REQUEST: Copy out every record precisely.
* BEGIN *
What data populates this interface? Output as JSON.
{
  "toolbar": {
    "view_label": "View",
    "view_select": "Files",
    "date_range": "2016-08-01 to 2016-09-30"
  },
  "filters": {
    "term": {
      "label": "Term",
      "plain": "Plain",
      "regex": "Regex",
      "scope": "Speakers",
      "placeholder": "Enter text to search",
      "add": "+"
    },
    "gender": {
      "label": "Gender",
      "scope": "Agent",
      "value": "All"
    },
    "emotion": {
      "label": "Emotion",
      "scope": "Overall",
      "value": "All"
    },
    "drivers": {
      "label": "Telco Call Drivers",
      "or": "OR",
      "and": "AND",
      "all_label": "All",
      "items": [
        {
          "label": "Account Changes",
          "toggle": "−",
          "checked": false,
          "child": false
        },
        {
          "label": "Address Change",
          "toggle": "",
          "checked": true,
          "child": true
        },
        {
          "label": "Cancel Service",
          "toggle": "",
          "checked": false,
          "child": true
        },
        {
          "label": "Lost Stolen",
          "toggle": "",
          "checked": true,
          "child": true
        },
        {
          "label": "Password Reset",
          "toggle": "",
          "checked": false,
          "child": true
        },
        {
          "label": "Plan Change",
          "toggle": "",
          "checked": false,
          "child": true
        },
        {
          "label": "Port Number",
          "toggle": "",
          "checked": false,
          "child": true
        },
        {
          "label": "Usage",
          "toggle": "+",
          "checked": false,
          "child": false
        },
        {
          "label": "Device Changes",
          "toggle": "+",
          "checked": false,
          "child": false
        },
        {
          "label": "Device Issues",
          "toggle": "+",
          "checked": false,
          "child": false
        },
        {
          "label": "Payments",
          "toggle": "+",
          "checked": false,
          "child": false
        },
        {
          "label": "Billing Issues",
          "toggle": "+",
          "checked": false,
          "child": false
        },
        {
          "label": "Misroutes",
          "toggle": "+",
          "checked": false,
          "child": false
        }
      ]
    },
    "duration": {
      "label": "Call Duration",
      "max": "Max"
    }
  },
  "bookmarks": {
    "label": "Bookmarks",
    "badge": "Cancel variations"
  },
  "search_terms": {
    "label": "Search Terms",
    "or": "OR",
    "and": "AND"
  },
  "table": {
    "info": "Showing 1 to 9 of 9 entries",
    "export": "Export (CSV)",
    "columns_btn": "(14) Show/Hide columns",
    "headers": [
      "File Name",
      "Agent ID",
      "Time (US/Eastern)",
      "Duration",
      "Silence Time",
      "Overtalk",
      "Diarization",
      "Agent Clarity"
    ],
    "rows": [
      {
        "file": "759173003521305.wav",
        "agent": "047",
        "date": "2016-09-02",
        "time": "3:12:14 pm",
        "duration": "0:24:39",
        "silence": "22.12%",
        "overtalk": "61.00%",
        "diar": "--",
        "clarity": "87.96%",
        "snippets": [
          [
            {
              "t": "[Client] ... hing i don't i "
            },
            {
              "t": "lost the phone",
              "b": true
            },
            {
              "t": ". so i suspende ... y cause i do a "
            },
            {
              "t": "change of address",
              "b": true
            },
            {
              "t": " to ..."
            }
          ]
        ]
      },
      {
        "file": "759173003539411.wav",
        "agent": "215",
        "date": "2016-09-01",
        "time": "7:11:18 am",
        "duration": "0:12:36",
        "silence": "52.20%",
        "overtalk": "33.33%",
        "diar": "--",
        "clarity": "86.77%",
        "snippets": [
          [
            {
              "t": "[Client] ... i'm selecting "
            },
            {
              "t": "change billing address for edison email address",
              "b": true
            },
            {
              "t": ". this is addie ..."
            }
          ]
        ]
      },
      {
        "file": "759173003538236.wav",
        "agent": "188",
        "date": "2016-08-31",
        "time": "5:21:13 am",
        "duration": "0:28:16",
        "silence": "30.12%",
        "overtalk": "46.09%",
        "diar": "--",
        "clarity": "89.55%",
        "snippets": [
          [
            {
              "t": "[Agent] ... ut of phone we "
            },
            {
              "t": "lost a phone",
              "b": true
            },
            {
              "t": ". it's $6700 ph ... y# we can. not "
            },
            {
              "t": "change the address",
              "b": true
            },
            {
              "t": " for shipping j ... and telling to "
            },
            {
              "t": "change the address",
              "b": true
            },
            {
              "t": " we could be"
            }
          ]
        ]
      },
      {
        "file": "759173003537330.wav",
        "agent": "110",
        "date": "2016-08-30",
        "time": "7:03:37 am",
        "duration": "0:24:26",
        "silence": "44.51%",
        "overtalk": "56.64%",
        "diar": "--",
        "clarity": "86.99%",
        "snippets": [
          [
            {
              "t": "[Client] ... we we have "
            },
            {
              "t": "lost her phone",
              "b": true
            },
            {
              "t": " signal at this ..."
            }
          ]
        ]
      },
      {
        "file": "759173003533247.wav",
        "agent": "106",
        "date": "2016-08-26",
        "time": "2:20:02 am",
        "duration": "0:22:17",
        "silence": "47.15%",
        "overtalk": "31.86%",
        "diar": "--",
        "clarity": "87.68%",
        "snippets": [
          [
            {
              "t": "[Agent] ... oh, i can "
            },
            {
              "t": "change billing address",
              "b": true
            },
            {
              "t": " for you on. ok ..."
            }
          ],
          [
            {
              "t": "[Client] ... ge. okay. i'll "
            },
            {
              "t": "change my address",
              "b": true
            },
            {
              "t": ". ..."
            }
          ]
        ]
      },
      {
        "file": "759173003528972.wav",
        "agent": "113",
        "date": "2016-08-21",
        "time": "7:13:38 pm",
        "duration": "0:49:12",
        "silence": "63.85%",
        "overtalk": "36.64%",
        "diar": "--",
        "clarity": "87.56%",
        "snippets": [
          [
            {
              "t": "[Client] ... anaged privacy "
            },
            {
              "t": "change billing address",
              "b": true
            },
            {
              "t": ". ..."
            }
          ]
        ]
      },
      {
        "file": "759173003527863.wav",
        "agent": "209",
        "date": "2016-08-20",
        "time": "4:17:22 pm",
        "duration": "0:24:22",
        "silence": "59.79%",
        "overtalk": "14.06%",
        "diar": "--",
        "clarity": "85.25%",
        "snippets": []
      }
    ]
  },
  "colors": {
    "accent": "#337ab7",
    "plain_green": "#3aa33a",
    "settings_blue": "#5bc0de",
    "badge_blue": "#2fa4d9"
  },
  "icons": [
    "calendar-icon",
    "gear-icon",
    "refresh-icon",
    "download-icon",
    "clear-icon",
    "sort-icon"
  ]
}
* END *
SOLUTION TO THE PROBLEM:
What data populates this interface? Output as JSON.
{
  "toolbar": {
    "view_label": "View",
    "view_select": "Files",
    "date_range": "2016-08-01 to 2016-09-30"
  },
  "filters": {
    "term": {
      "label": "Term",
      "plain": "Plain",
      "regex": "Regex",
      "scope": "Speakers",
      "placeholder": "Enter text to search",
      "add": "+"
    },
    "gender": {
      "label": "Gender",
      "scope": "Agent",
      "value": "All"
    },
    "emotion": {
      "label": "Emotion",
      "scope": "Overall",
      "value": "All"
    },
    "drivers": {
      "label": "Telco Call Drivers",
      "or": "OR",
      "and": "AND",
      "all_label": "All",
      "items": [
        {
          "label": "Account Changes",
          "toggle": "−",
          "checked": false,
          "child": false
        },
        {
          "label": "Address Change",
          "toggle": "",
          "checked": true,
          "child": true
        },
        {
          "label": "Cancel Service",
          "toggle": "",
          "checked": false,
          "child": true
        },
        {
          "label": "Lost Stolen",
          "toggle": "",
          "checked": true,
          "child": true
        },
        {
          "label": "Password Reset",
          "toggle": "",
          "checked": false,
          "child": true
        },
        {
          "label": "Plan Change",
          "toggle": "",
          "checked": false,
          "child": true
        },
        {
          "label": "Port Number",
          "toggle": "",
          "checked": false,
          "child": true
        },
        {
          "label": "Usage",
          "toggle": "+",
          "checked": false,
          "child": false
        },
        {
          "label": "Device Changes",
          "toggle": "+",
          "checked": false,
          "child": false
        },
        {
          "label": "Device Issues",
          "toggle": "+",
          "checked": false,
          "child": false
        },
        {
          "label": "Payments",
          "toggle": "+",
          "checked": false,
          "child": false
        },
        {
          "label": "Billing Issues",
          "toggle": "+",
          "checked": false,
          "child": false
        },
        {
          "label": "Misroutes",
          "toggle": "+",
          "checked": false,
          "child": false
        }
      ]
    },
    "duration": {
      "label": "Call Duration",
      "max": "Max"
    }
  },
  "bookmarks": {
    "label": "Bookmarks",
    "badge": "Cancel variations"
  },
  "search_terms": {
    "label": "Search Terms",
    "or": "OR",
    "and": "AND"
  },
  "table": {
    "info": "Showing 1 to 9 of 9 entries",
    "export": "Export (CSV)",
    "columns_btn": "(14) Show/Hide columns",
    "headers": [
      "File Name",
      "Agent ID",
      "Time (US/Eastern)",
      "Duration",
      "Silence Time",
      "Overtalk",
      "Diarization",
      "Agent Clarity"
    ],
    "rows": [
      {
        "file": "759173003521305.wav",
        "agent": "047",
        "date": "2016-09-02",
        "time": "3:12:14 pm",
        "duration": "0:24:39",
        "silence": "22.12%",
        "overtalk": "61.00%",
        "diar": "--",
        "clarity": "87.96%",
        "snippets": [
          [
            {
              "t": "[Client] ... hing i don't i "
            },
            {
              "t": "lost the phone",
              "b": true
            },
            {
              "t": ". so i suspende ... y cause i do a "
            },
            {
              "t": "change of address",
              "b": true
            },
            {
              "t": " to ..."
            }
          ]
        ]
      },
      {
        "file": "759173003539411.wav",
        "agent": "215",
        "date": "2016-09-01",
        "time": "7:11:18 am",
        "duration": "0:12:36",
        "silence": "52.20%",
        "overtalk": "33.33%",
        "diar": "--",
        "clarity": "86.77%",
        "snippets": [
          [
            {
              "t": "[Client] ... i'm selecting "
            },
            {
              "t": "change billing address for edison email address",
              "b": true
            },
            {
              "t": ". this is addie ..."
            }
          ]
        ]
      },
      {
        "file": "759173003538236.wav",
        "agent": "188",
        "date": "2016-08-31",
        "time": "5:21:13 am",
        "duration": "0:28:16",
        "silence": "30.12%",
        "overtalk": "46.09%",
        "diar": "--",
        "clarity": "89.55%",
        "snippets": [
          [
            {
              "t": "[Agent] ... ut of phone we "
            },
            {
              "t": "lost a phone",
              "b": true
            },
            {
              "t": ". it's $6700 ph ... y# we can. not "
            },
            {
              "t": "change the address",
              "b": true
            },
            {
              "t": " for shipping j ... and telling to "
            },
            {
              "t": "change the address",
              "b": true
            },
            {
              "t": " we could be"
            }
          ]
        ]
      },
      {
        "file": "759173003537330.wav",
        "agent": "110",
        "date": "2016-08-30",
        "time": "7:03:37 am",
        "duration": "0:24:26",
        "silence": "44.51%",
        "overtalk": "56.64%",
        "diar": "--",
        "clarity": "86.99%",
        "snippets": [
          [
            {
              "t": "[Client] ... we we have "
            },
            {
              "t": "lost her phone",
              "b": true
            },
            {
              "t": " signal at this ..."
            }
          ]
        ]
      },
      {
        "file": "759173003533247.wav",
        "agent": "106",
        "date": "2016-08-26",
        "time": "2:20:02 am",
        "duration": "0:22:17",
        "silence": "47.15%",
        "overtalk": "31.86%",
        "diar": "--",
        "clarity": "87.68%",
        "snippets": [
          [
            {
              "t": "[Agent] ... oh, i can "
            },
            {
              "t": "change billing address",
              "b": true
            },
            {
              "t": " for you on. ok ..."
            }
          ],
          [
            {
              "t": "[Client] ... ge. okay. i'll "
            },
            {
              "t": "change my address",
              "b": true
            },
            {
              "t": ". ..."
            }
          ]
        ]
      },
      {
        "file": "759173003528972.wav",
        "agent": "113",
        "date": "2016-08-21",
        "time": "7:13:38 pm",
        "duration": "0:49:12",
        "silence": "63.85%",
        "overtalk": "36.64%",
        "diar": "--",
        "clarity": "87.56%",
        "snippets": [
          [
            {
              "t": "[Client] ... anaged privacy "
            },
            {
              "t": "change billing address",
              "b": true
            },
            {
              "t": ". ..."
            }
          ]
        ]
      },
      {
        "file": "759173003527863.wav",
        "agent": "209",
        "date": "2016-08-20",
        "time": "4:17:22 pm",
        "duration": "0:24:22",
        "silence": "59.79%",
        "overtalk": "14.06%",
        "diar": "--",
        "clarity": "85.25%",
        "snippets": []
      }
    ]
  },
  "colors": {
    "accent": "#337ab7",
    "plain_green": "#3aa33a",
    "settings_blue": "#5bc0de",
    "badge_blue": "#2fa4d9"
  },
  "icons": [
    "calendar-icon",
    "gear-icon",
    "refresh-icon",
    "download-icon",
    "clear-icon",
    "sort-icon"
  ]
}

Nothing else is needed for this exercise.